## GIVEN TASK
Omit all pictures. Copy exactly the lines from the line containing "Enumerate this screenshot's" to the end of the listing, with both ends included.

--- BEGIN ---

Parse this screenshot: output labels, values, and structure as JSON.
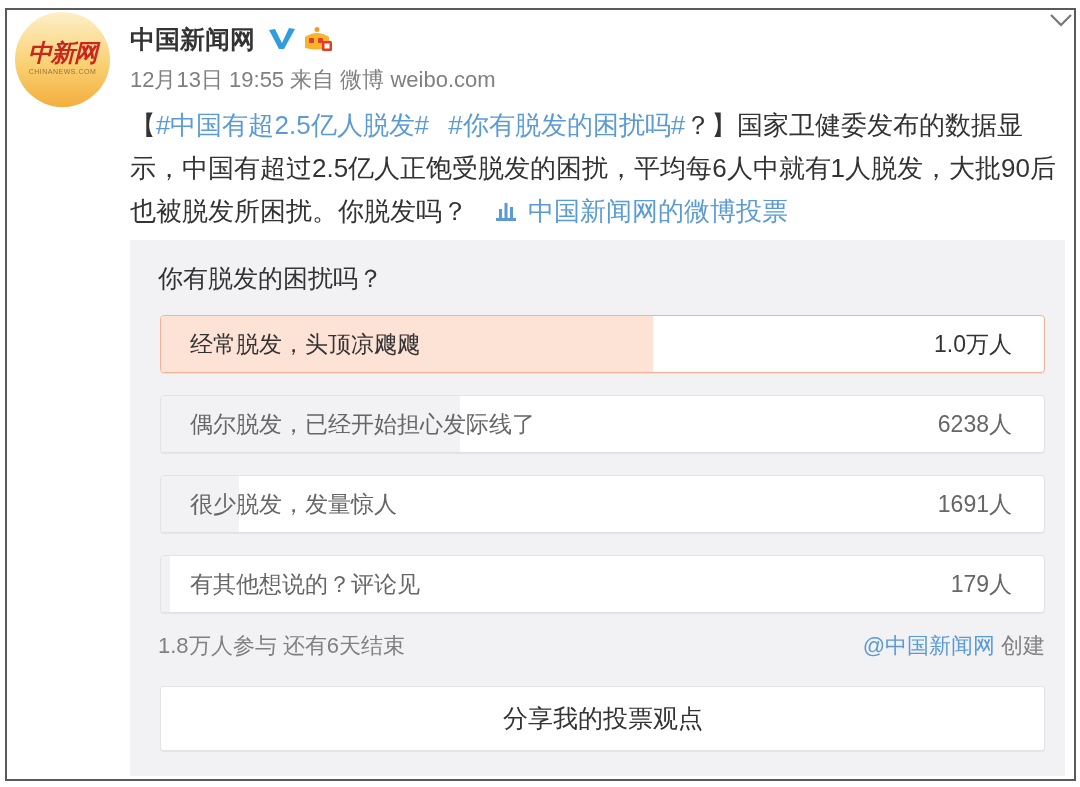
{
  "author": {
    "name": "中国新闻网",
    "verified": true,
    "member_badge": true,
    "avatar": {
      "logo_text": "中新网",
      "logo_subtext": "CHINANEWS.COM"
    }
  },
  "meta": "12月13日 19:55 来自 微博 weibo.com",
  "text": [
    {
      "kind": "text",
      "text": "【"
    },
    {
      "kind": "hashtag",
      "text": "#中国有超2.5亿人脱发#"
    },
    {
      "kind": "hashtag",
      "text": "#你有脱发的困扰吗#"
    },
    {
      "kind": "text",
      "text": "？】国家卫健委发布的数据显示，中国有超过2.5亿人正饱受脱发的困扰，平均每6人中就有1人脱发，大批90后也被脱发所困扰。你脱发吗？"
    },
    {
      "kind": "poll_link",
      "text": "中国新闻网的微博投票"
    }
  ],
  "poll": {
    "question": "你有脱发的困扰吗？",
    "options": [
      {
        "label": "经常脱发，头顶凉飕飕",
        "count": "1.0万人",
        "level": 0.557,
        "selected": true
      },
      {
        "label": "偶尔脱发，已经开始担心发际线了",
        "count": "6238人",
        "level": 0.339,
        "selected": false
      },
      {
        "label": "很少脱发，发量惊人",
        "count": "1691人",
        "level": 0.088,
        "selected": false
      },
      {
        "label": "有其他想说的？评论见",
        "count": "179人",
        "level": 0.01,
        "selected": false
      }
    ],
    "summary": "1.8万人参与 还有6天结束",
    "creator": "@中国新闻网",
    "creator_suffix": "创建",
    "share_button": "分享我的投票观点"
  }
}
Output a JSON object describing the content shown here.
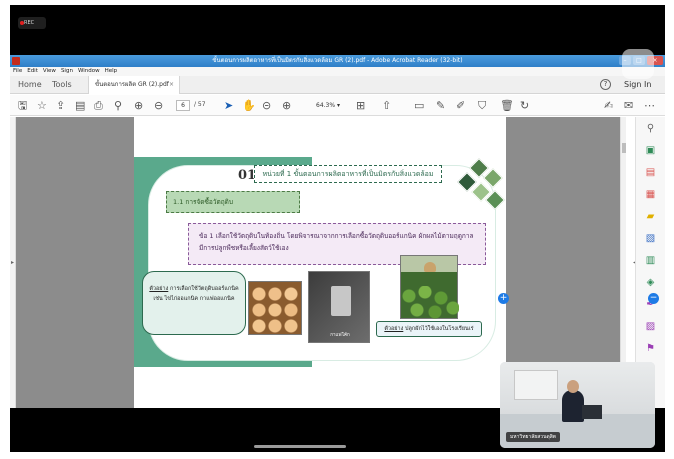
{
  "recording": {
    "label": "REC",
    "color": "#e02020"
  },
  "window": {
    "title": "ขั้นตอนการผลิตอาหารที่เป็นมิตรกับสิ่งแวดล้อม GR (2).pdf - Adobe Acrobat Reader (32-bit)",
    "minimize": "–",
    "maximize": "□",
    "close": "×"
  },
  "menu": [
    "File",
    "Edit",
    "View",
    "Sign",
    "Window",
    "Help"
  ],
  "tabs": {
    "home": "Home",
    "tools": "Tools",
    "document": "ขั้นตอนการผลิต GR (2).pdf",
    "document_close": "×",
    "help": "?",
    "sign_in": "Sign In"
  },
  "toolbar": {
    "current_page": "6",
    "page_total": "/ 57",
    "zoom": "64.3%",
    "zoom_caret": "▾"
  },
  "slide": {
    "chapter_number": "01",
    "chapter_title": "หน่วยที่ 1 ขั้นตอนการผลิตอาหารที่เป็นมิตรกับสิ่งแวดล้อม",
    "section": "1.1 การจัดซื้อวัตถุดิบ",
    "paragraph": "ข้อ 1 เลือกใช้วัตถุดิบในท้องถิ่น โดยพิจารณาจากการเลือกซื้อวัตถุดิบออร์แกนิค ผักผลไม้ตามฤดูกาล มีการปลูกพืชหรือเลี้ยงสัตว์ใช้เอง",
    "example1_label": "ตัวอย่าง",
    "example1_text": " การเลือกใช้วัตถุดิบออร์แกนิค เช่น ไข่ไก่ออแกนิค กาแฟออแกนิค",
    "photo_caption": "กาแฟโค้ก",
    "example2_label": "ตัวอย่าง",
    "example2_text": " ปลูกผักไว้ใช้เองในโรงเรียนเร่",
    "brand_green": "#5aa98c"
  },
  "webcam": {
    "name": "มหาวิทยาลัยสวนดุสิต"
  },
  "icons": {
    "toolbar": [
      "save-icon",
      "bookmark-icon",
      "upload-icon",
      "print-preview-icon",
      "print-icon",
      "search-icon",
      "page-up-icon",
      "page-down-icon",
      "cursor-icon",
      "hand-icon",
      "zoom-out-icon",
      "zoom-in-icon",
      "page-fit-icon",
      "scroll-icon",
      "comment-icon",
      "pen-icon",
      "highlight-icon",
      "stamp-icon",
      "delete-icon",
      "undo-icon",
      "sign-icon",
      "mail-icon",
      "more-icon"
    ],
    "right_panel": [
      "zoom-icon",
      "export-pdf-icon",
      "create-pdf-icon",
      "edit-pdf-icon",
      "comment-icon",
      "combine-icon",
      "organize-icon",
      "compress-icon",
      "fill-sign-icon",
      "protect-icon",
      "more-tools-icon"
    ]
  }
}
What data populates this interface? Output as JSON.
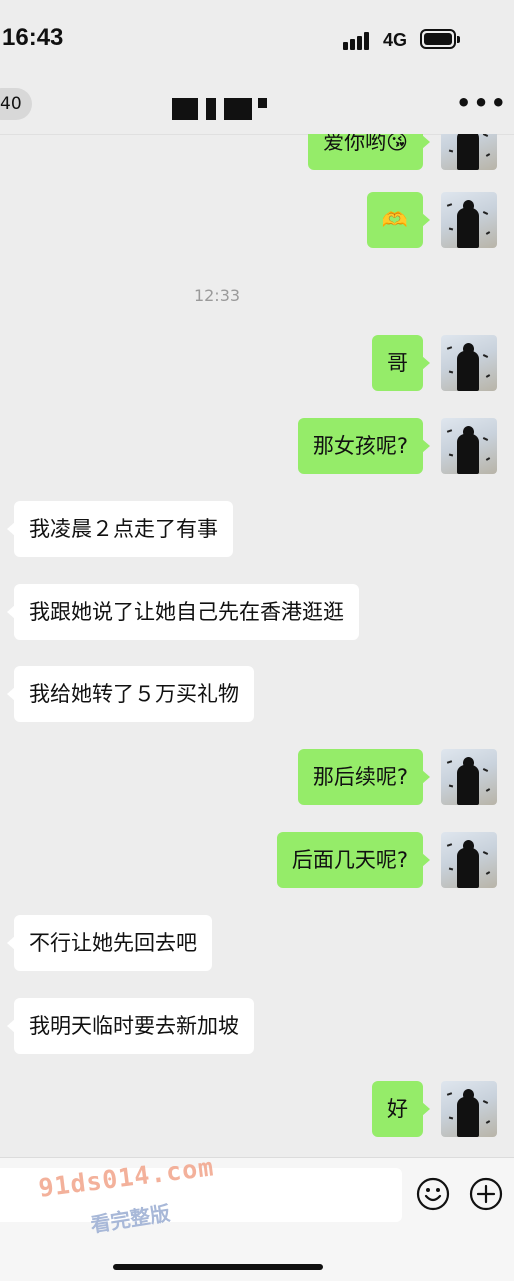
{
  "status_bar": {
    "time": "16:43",
    "network": "4G"
  },
  "nav": {
    "back_count": "40",
    "more": "•••"
  },
  "messages": [
    {
      "side": "out",
      "text": "爱你哟😘"
    },
    {
      "side": "out",
      "text": "🫶"
    },
    {
      "type": "time",
      "text": "12:33"
    },
    {
      "side": "out",
      "text": "哥"
    },
    {
      "side": "out",
      "text": "那女孩呢?"
    },
    {
      "side": "in",
      "text": "我凌晨２点走了有事"
    },
    {
      "side": "in",
      "text": "我跟她说了让她自己先在香港逛逛"
    },
    {
      "side": "in",
      "text": "我给她转了５万买礼物"
    },
    {
      "side": "out",
      "text": "那后续呢?"
    },
    {
      "side": "out",
      "text": "后面几天呢?"
    },
    {
      "side": "in",
      "text": "不行让她先回去吧"
    },
    {
      "side": "in",
      "text": "我明天临时要去新加坡"
    },
    {
      "side": "out",
      "text": "好"
    }
  ],
  "input_bar": {
    "emoji_icon": "smiley-icon",
    "plus_icon": "plus-circle-icon"
  },
  "watermark": {
    "site": "91ds014.com",
    "caption": "看完整版"
  },
  "colors": {
    "background": "#ededed",
    "outgoing_bubble": "#95ec69",
    "incoming_bubble": "#ffffff"
  }
}
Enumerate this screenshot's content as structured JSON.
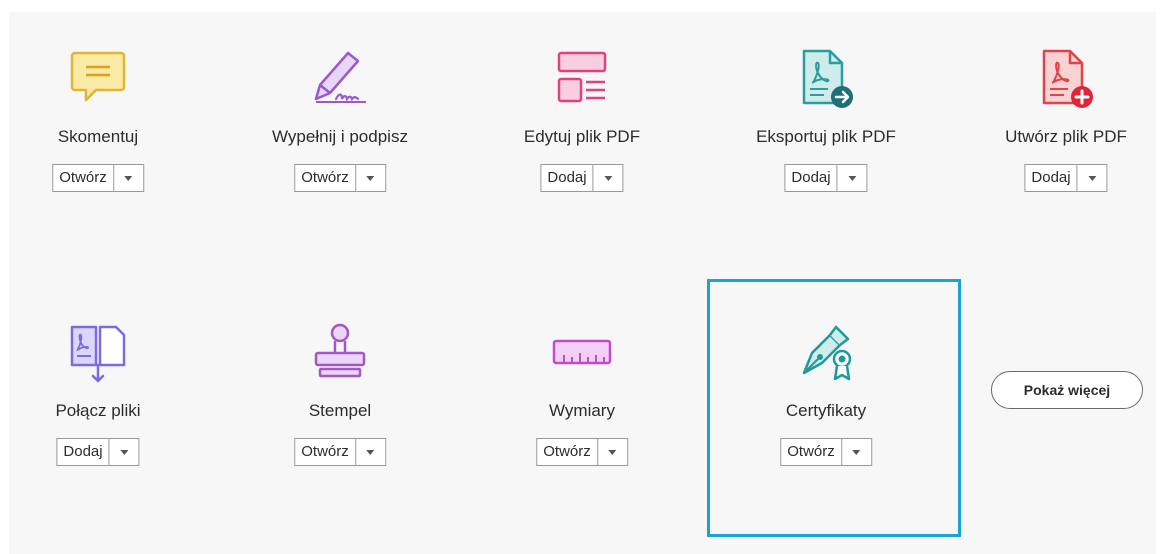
{
  "tools": [
    {
      "id": "comment",
      "label": "Skomentuj",
      "action": "Otwórz",
      "icon": "comment-icon",
      "color": "#e8c13a"
    },
    {
      "id": "fill-sign",
      "label": "Wypełnij i podpisz",
      "action": "Otwórz",
      "icon": "fill-sign-icon",
      "color": "#9b59d0"
    },
    {
      "id": "edit-pdf",
      "label": "Edytuj plik PDF",
      "action": "Dodaj",
      "icon": "edit-pdf-icon",
      "color": "#e2407f"
    },
    {
      "id": "export-pdf",
      "label": "Eksportuj plik PDF",
      "action": "Dodaj",
      "icon": "export-pdf-icon",
      "color": "#2a9d9c"
    },
    {
      "id": "create-pdf",
      "label": "Utwórz plik PDF",
      "action": "Dodaj",
      "icon": "create-pdf-icon",
      "color": "#e0434a"
    },
    {
      "id": "combine",
      "label": "Połącz pliki",
      "action": "Dodaj",
      "icon": "combine-files-icon",
      "color": "#7b6be0"
    },
    {
      "id": "stamp",
      "label": "Stempel",
      "action": "Otwórz",
      "icon": "stamp-icon",
      "color": "#a456c8"
    },
    {
      "id": "measure",
      "label": "Wymiary",
      "action": "Otwórz",
      "icon": "ruler-icon",
      "color": "#c04cc8"
    },
    {
      "id": "certificates",
      "label": "Certyfikaty",
      "action": "Otwórz",
      "icon": "certificate-pen-icon",
      "color": "#1f9a98",
      "highlighted": true
    }
  ],
  "more_button": "Pokaż więcej",
  "highlight_color": "#1aa3d6"
}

--- END ---

## ANSWER FOR THIS EXERCISE
Enumerate this screenshot's content as structured JSON.
{
  "tools": [
    {
      "id": "comment",
      "label": "Skomentuj",
      "action": "Otwórz",
      "icon": "comment-icon",
      "color": "#e8c13a"
    },
    {
      "id": "fill-sign",
      "label": "Wypełnij i podpisz",
      "action": "Otwórz",
      "icon": "fill-sign-icon",
      "color": "#9b59d0"
    },
    {
      "id": "edit-pdf",
      "label": "Edytuj plik PDF",
      "action": "Dodaj",
      "icon": "edit-pdf-icon",
      "color": "#e2407f"
    },
    {
      "id": "export-pdf",
      "label": "Eksportuj plik PDF",
      "action": "Dodaj",
      "icon": "export-pdf-icon",
      "color": "#2a9d9c"
    },
    {
      "id": "create-pdf",
      "label": "Utwórz plik PDF",
      "action": "Dodaj",
      "icon": "create-pdf-icon",
      "color": "#e0434a"
    },
    {
      "id": "combine",
      "label": "Połącz pliki",
      "action": "Dodaj",
      "icon": "combine-files-icon",
      "color": "#7b6be0"
    },
    {
      "id": "stamp",
      "label": "Stempel",
      "action": "Otwórz",
      "icon": "stamp-icon",
      "color": "#a456c8"
    },
    {
      "id": "measure",
      "label": "Wymiary",
      "action": "Otwórz",
      "icon": "ruler-icon",
      "color": "#c04cc8"
    },
    {
      "id": "certificates",
      "label": "Certyfikaty",
      "action": "Otwórz",
      "icon": "certificate-pen-icon",
      "color": "#1f9a98",
      "highlighted": true
    }
  ],
  "more_button": "Pokaż więcej",
  "highlight_color": "#1aa3d6"
}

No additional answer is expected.